__Stated goal__. Search the records below for the word "lines" and show every line where it occurs.

__Data shown__.
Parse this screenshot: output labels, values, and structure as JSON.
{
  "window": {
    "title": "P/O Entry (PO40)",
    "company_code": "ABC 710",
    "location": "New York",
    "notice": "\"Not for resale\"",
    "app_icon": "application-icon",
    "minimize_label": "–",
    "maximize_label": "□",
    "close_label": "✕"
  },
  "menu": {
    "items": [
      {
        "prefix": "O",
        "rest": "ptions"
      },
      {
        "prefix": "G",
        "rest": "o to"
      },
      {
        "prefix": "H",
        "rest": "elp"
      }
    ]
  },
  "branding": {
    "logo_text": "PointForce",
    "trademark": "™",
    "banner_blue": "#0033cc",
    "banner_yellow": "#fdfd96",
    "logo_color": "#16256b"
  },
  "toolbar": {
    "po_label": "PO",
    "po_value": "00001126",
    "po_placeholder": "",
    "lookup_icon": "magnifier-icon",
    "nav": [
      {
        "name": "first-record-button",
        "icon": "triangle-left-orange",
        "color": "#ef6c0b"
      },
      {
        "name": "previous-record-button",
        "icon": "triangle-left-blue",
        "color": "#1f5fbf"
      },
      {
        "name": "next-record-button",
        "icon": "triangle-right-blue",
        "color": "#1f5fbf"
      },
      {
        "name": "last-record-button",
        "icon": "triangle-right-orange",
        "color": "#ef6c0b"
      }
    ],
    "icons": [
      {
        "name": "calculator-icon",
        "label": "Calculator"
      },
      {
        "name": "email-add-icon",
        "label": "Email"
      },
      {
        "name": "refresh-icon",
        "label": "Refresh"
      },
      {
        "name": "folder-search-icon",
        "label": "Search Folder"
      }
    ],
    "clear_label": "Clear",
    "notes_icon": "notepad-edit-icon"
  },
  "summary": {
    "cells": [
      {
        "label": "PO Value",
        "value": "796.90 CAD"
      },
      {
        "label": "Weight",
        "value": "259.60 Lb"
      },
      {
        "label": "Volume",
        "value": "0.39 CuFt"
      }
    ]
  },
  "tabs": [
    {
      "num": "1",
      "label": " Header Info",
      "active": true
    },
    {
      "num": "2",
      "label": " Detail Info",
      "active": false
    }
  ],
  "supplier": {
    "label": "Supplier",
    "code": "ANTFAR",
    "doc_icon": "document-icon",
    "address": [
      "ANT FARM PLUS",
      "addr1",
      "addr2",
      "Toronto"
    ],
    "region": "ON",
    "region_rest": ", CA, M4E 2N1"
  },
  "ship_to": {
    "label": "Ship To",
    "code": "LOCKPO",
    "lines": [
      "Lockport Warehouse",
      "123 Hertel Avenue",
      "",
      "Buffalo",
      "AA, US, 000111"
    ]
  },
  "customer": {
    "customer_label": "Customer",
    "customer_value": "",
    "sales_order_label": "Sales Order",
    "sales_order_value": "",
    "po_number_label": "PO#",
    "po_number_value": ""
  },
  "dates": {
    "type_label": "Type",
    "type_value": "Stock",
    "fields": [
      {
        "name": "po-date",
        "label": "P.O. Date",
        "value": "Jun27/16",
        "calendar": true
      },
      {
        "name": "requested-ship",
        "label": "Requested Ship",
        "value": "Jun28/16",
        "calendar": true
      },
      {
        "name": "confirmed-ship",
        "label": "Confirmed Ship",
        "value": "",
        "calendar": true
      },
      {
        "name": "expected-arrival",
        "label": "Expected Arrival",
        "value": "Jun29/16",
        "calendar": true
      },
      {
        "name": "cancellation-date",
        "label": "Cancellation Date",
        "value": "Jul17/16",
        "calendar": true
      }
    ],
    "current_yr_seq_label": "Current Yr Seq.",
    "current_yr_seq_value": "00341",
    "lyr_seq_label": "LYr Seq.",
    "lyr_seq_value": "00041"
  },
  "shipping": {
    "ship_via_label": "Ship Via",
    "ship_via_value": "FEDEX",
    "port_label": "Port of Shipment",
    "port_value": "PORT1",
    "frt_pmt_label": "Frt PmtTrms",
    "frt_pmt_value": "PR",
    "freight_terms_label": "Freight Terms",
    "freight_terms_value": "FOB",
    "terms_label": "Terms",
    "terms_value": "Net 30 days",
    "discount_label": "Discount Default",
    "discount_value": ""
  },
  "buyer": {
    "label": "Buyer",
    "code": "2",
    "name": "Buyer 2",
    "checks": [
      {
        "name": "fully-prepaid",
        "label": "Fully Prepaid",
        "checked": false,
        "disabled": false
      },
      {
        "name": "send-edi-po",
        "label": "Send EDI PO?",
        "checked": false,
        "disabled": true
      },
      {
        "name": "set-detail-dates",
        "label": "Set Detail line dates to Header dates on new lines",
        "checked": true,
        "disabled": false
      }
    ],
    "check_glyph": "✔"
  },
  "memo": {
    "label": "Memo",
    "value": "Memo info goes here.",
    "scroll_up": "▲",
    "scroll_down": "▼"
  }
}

__Exercise result__.
    "lines": [
        "label": "Set Detail line dates to Header dates on new lines",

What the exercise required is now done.